(Stored data entries)
■ ■ ■ ■ ■
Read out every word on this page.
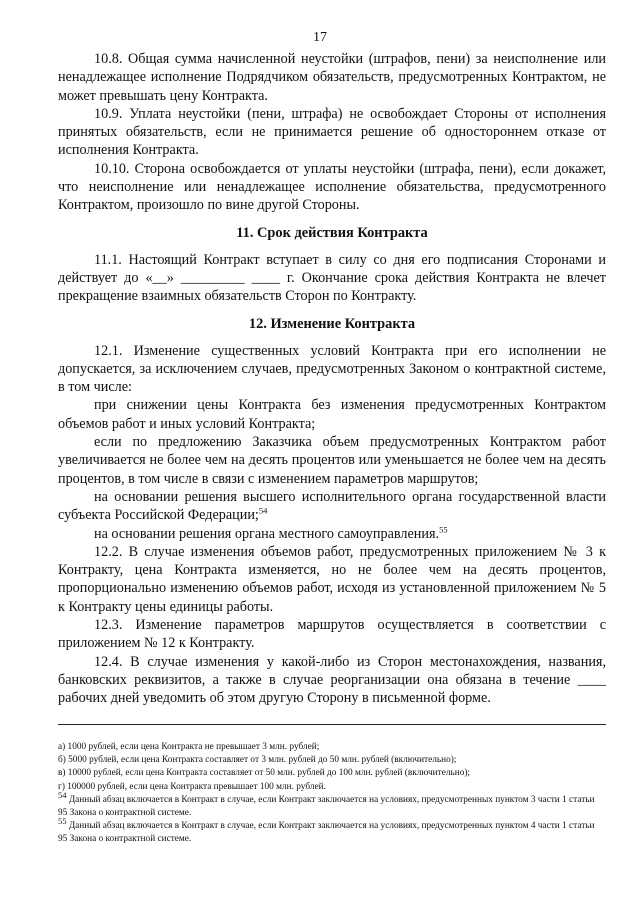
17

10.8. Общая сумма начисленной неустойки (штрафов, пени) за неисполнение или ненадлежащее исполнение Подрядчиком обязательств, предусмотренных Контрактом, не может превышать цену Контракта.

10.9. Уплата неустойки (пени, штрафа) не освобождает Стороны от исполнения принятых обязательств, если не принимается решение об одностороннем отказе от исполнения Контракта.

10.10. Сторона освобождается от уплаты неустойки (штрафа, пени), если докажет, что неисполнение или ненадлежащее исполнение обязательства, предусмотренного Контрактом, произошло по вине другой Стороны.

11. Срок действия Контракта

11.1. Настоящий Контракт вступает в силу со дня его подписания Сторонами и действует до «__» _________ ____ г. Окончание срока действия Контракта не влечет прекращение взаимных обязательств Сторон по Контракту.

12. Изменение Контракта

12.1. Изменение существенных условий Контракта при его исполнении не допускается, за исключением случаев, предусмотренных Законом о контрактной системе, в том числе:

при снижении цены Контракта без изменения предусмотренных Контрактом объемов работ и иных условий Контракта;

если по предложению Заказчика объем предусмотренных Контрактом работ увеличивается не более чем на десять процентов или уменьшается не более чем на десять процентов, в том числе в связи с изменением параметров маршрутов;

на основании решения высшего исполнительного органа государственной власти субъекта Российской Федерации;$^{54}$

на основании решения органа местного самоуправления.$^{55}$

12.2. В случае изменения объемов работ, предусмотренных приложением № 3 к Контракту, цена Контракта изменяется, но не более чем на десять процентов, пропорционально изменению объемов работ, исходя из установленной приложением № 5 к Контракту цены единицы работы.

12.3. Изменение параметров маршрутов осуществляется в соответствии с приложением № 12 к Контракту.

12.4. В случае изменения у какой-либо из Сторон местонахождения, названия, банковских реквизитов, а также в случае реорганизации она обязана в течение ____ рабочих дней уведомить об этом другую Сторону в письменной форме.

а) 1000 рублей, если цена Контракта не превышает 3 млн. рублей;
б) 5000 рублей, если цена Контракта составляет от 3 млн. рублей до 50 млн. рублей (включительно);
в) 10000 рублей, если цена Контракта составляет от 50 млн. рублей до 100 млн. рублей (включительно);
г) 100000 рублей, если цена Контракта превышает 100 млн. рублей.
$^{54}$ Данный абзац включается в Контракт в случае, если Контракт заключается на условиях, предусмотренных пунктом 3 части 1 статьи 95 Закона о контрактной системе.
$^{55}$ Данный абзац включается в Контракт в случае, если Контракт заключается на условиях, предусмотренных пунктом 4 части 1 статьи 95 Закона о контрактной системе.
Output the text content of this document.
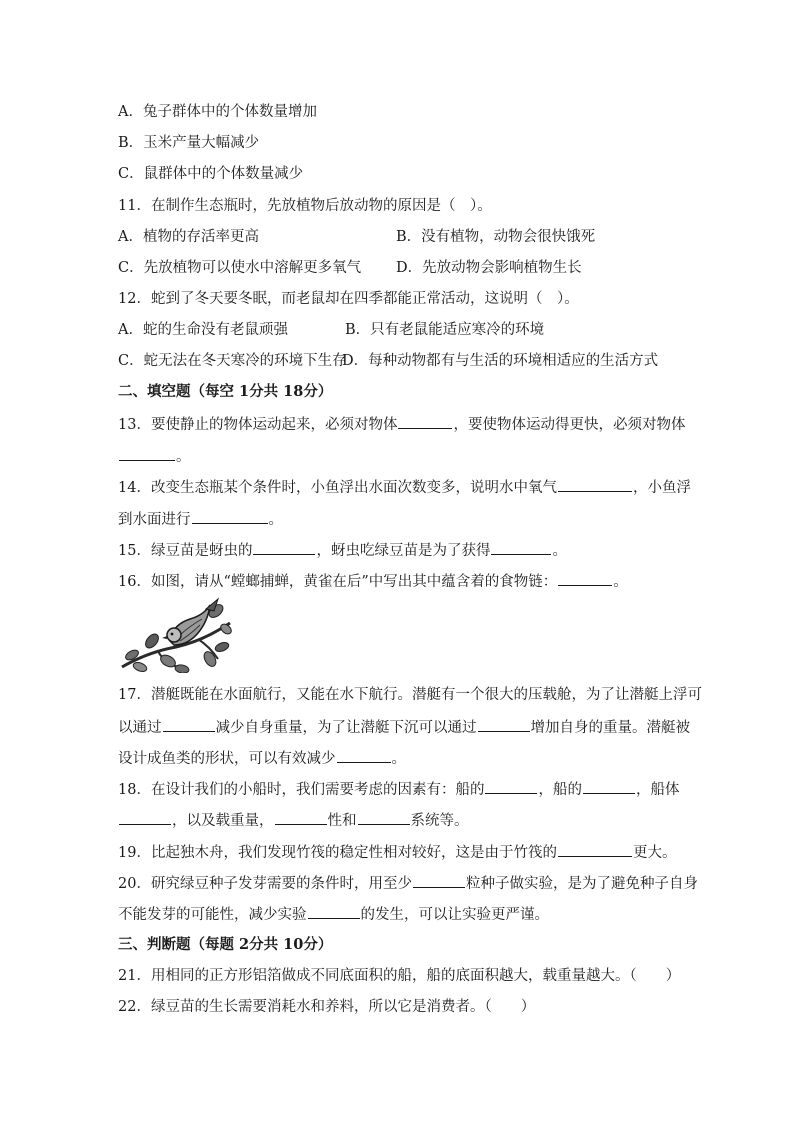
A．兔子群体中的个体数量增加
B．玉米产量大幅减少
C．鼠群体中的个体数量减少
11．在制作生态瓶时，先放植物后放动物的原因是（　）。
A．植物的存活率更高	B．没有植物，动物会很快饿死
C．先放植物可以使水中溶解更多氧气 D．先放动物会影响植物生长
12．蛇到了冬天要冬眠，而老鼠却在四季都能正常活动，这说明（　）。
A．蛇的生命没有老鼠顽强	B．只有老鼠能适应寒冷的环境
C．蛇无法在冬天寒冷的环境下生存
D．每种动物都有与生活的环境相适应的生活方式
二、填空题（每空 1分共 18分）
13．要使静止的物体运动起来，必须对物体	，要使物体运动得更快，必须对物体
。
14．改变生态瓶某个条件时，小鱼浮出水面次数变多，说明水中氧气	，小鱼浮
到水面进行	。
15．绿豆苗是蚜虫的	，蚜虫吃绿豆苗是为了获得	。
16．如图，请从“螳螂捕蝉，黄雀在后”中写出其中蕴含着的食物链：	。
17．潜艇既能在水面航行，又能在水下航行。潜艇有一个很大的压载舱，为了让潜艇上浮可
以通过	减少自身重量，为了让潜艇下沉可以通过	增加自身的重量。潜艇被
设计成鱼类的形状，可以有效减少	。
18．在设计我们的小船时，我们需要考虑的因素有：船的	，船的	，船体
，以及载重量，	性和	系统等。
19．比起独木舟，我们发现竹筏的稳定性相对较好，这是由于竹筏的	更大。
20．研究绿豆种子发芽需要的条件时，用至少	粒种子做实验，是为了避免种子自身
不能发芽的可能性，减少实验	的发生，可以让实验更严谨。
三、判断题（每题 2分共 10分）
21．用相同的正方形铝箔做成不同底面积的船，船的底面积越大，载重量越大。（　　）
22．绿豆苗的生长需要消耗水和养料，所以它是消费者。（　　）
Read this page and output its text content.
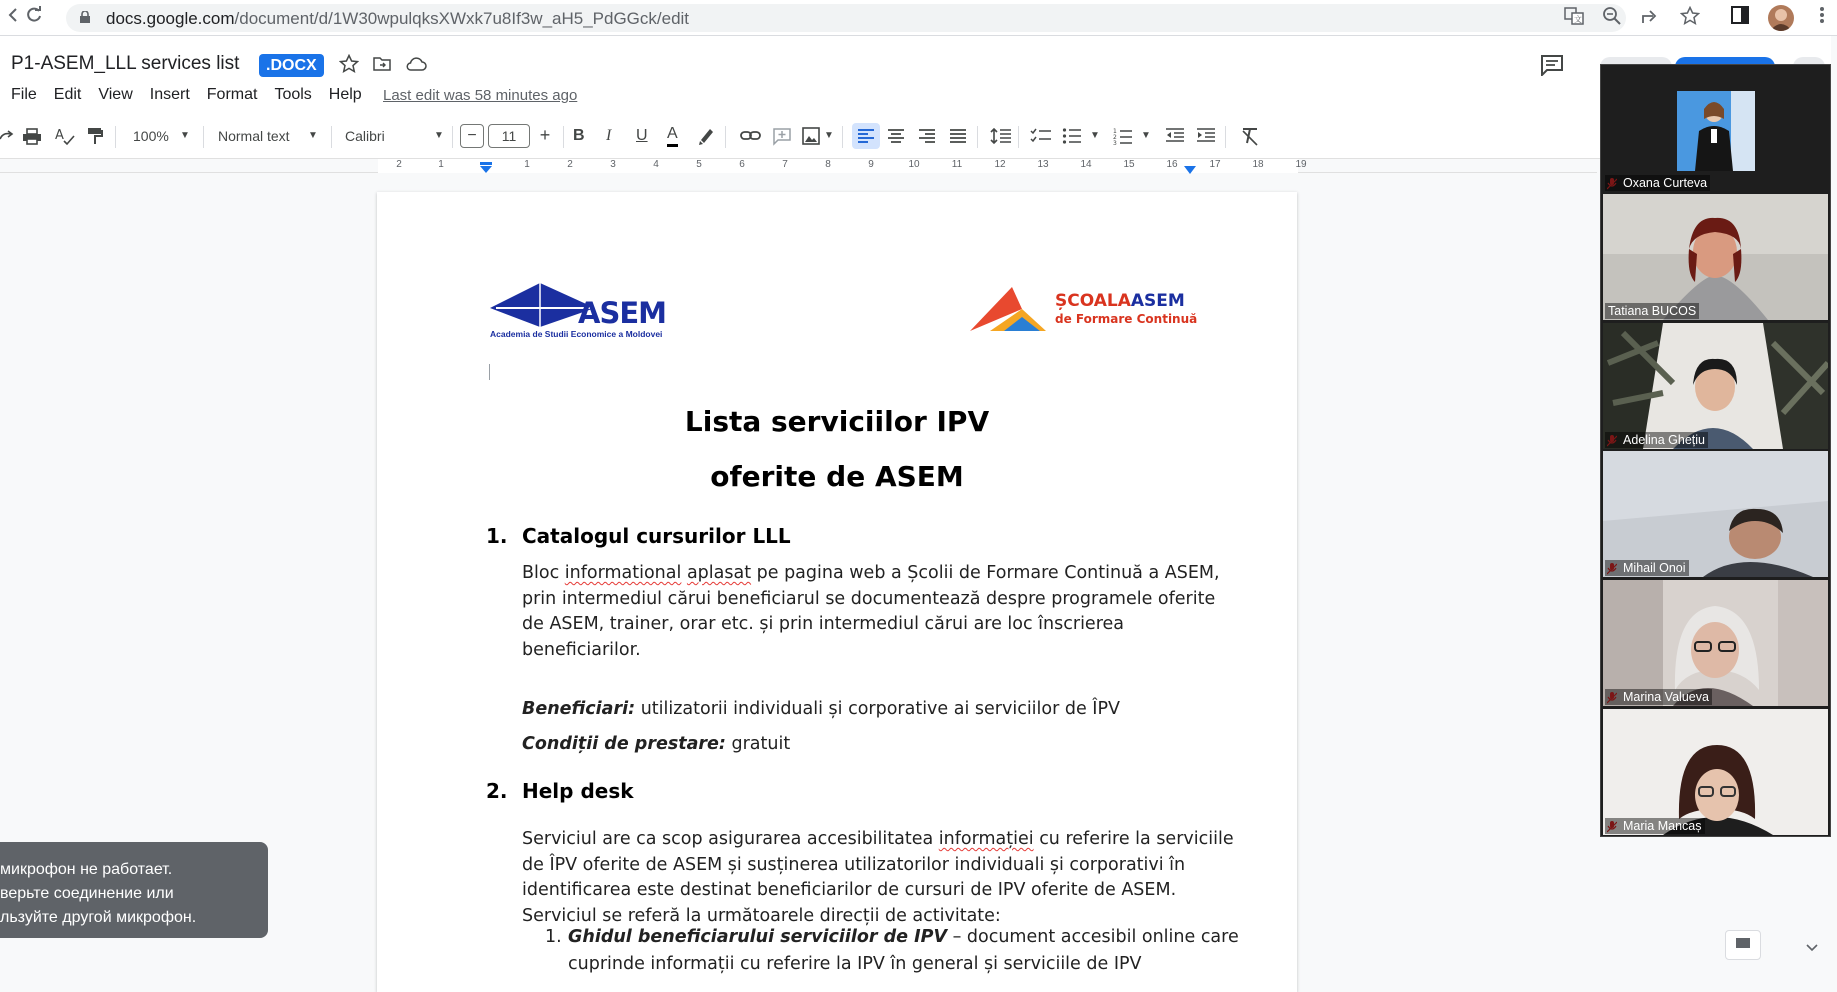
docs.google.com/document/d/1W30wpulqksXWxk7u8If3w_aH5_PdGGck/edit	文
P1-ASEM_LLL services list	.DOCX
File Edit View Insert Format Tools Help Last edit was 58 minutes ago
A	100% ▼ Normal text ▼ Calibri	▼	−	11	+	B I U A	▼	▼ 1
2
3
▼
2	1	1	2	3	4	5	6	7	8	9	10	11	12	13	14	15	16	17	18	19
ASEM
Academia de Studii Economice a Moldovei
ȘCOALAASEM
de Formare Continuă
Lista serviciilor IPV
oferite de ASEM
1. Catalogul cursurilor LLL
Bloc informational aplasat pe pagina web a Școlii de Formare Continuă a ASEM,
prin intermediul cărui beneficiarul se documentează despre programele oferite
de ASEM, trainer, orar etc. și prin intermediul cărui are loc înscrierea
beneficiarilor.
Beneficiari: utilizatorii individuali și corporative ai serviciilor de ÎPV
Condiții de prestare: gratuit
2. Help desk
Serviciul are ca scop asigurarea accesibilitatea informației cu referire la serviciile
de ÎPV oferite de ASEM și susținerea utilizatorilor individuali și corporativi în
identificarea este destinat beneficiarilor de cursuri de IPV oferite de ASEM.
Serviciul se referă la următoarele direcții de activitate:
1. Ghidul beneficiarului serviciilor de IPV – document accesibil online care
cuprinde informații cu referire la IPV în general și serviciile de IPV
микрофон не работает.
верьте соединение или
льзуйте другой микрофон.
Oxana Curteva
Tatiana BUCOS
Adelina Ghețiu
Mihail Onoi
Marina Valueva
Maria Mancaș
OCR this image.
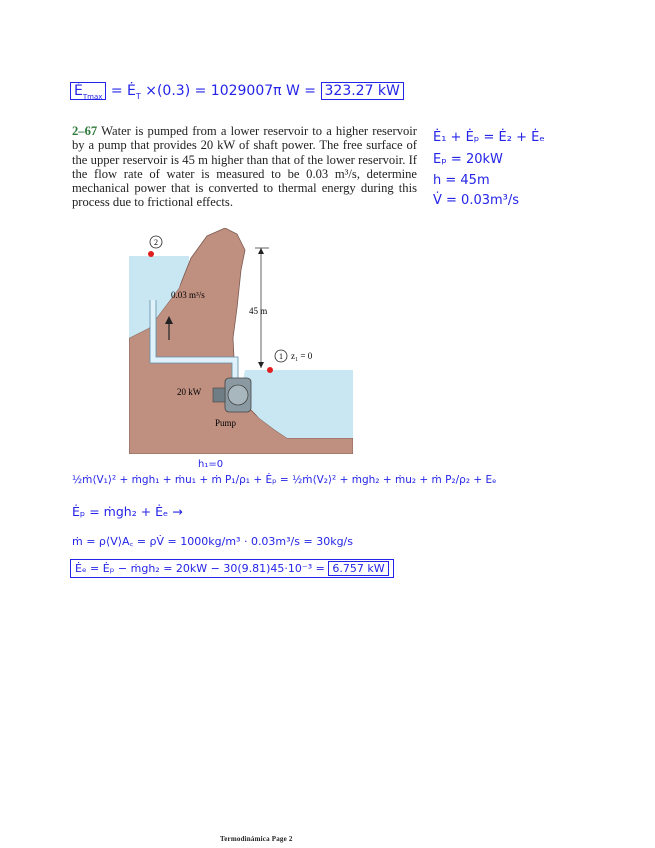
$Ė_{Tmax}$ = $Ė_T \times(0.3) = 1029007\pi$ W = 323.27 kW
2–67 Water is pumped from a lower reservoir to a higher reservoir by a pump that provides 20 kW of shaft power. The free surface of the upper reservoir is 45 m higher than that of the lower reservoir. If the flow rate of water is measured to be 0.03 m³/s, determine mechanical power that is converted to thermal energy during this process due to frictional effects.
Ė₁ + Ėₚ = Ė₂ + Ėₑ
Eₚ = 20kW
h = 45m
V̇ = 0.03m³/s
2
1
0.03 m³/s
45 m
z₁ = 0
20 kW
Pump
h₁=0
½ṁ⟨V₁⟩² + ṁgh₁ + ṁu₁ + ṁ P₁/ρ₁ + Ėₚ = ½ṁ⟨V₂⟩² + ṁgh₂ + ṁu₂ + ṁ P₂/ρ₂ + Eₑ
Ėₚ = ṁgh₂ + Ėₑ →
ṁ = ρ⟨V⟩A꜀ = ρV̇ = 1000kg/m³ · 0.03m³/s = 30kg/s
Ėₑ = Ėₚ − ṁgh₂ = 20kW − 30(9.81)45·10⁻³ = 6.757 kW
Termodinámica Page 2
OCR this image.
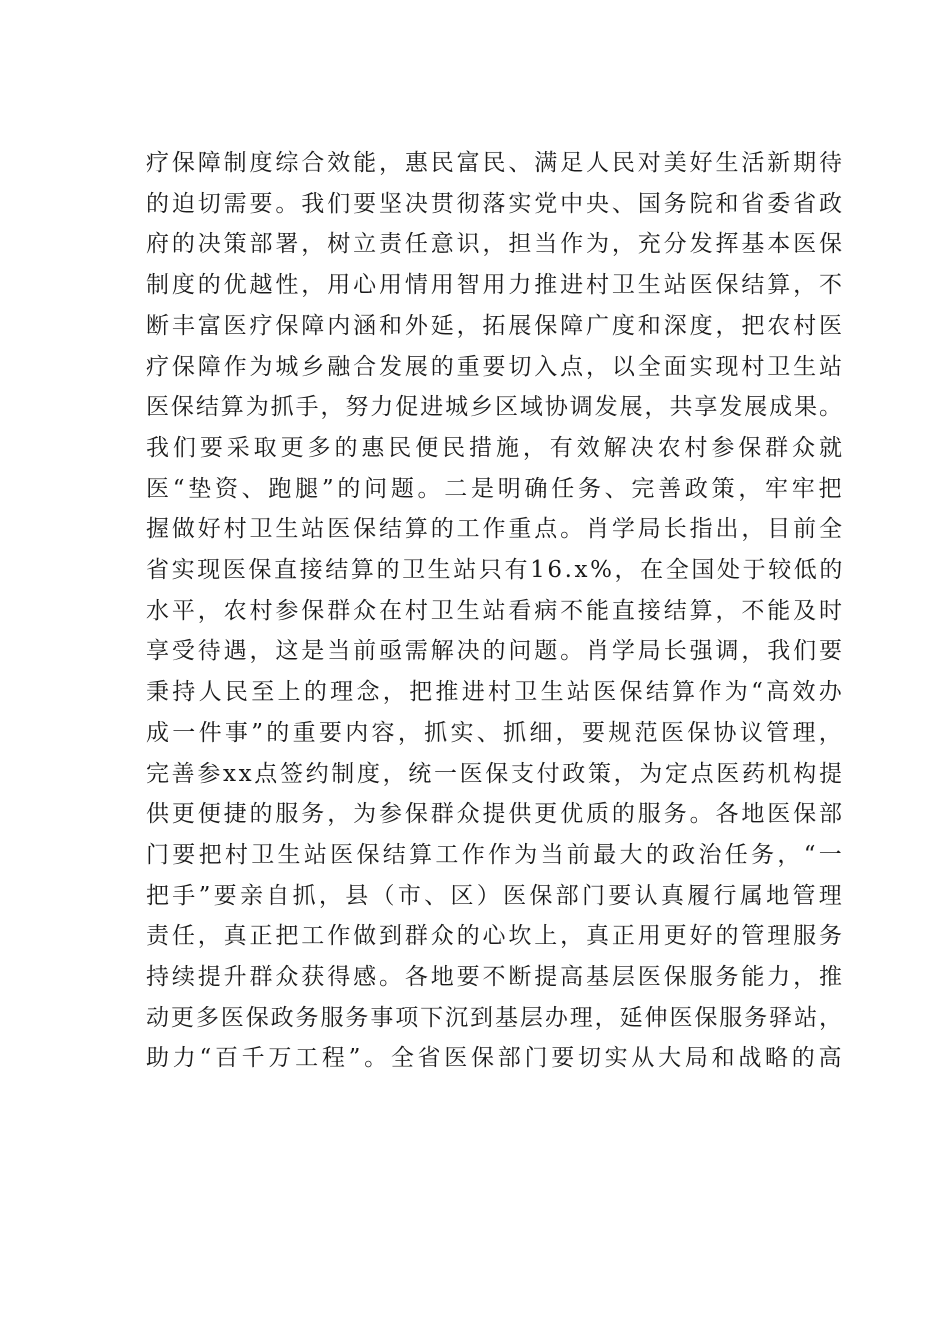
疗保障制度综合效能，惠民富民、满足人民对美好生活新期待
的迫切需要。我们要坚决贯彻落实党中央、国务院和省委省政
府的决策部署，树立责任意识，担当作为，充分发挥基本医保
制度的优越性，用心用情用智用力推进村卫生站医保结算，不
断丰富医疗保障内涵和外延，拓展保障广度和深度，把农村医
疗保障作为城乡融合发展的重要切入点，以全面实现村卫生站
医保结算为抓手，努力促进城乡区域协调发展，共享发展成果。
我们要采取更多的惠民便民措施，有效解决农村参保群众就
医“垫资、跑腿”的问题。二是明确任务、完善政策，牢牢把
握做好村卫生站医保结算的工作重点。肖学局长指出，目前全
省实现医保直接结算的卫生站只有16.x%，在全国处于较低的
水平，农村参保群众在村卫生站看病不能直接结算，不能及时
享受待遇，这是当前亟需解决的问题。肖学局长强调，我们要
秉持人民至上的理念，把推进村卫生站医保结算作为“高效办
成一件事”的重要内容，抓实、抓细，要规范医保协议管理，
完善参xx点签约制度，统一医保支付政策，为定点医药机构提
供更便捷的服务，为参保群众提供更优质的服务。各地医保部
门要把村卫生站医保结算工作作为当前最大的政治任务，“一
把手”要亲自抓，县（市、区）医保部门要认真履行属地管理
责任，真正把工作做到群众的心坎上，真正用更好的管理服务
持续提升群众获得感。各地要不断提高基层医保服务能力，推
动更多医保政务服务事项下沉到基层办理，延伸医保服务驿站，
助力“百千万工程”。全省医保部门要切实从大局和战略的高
■ ■ ■ ■ ■
■ TASK DETAILS
Scan the entries above for the word "serviciile" and collect each line holding it.

■ SOLVED PROBLEM
Serviciul are ca scop asigurarea accesibilitatea informației cu referire la serviciile
cuprinde informații cu referire la IPV în general și serviciile de IPV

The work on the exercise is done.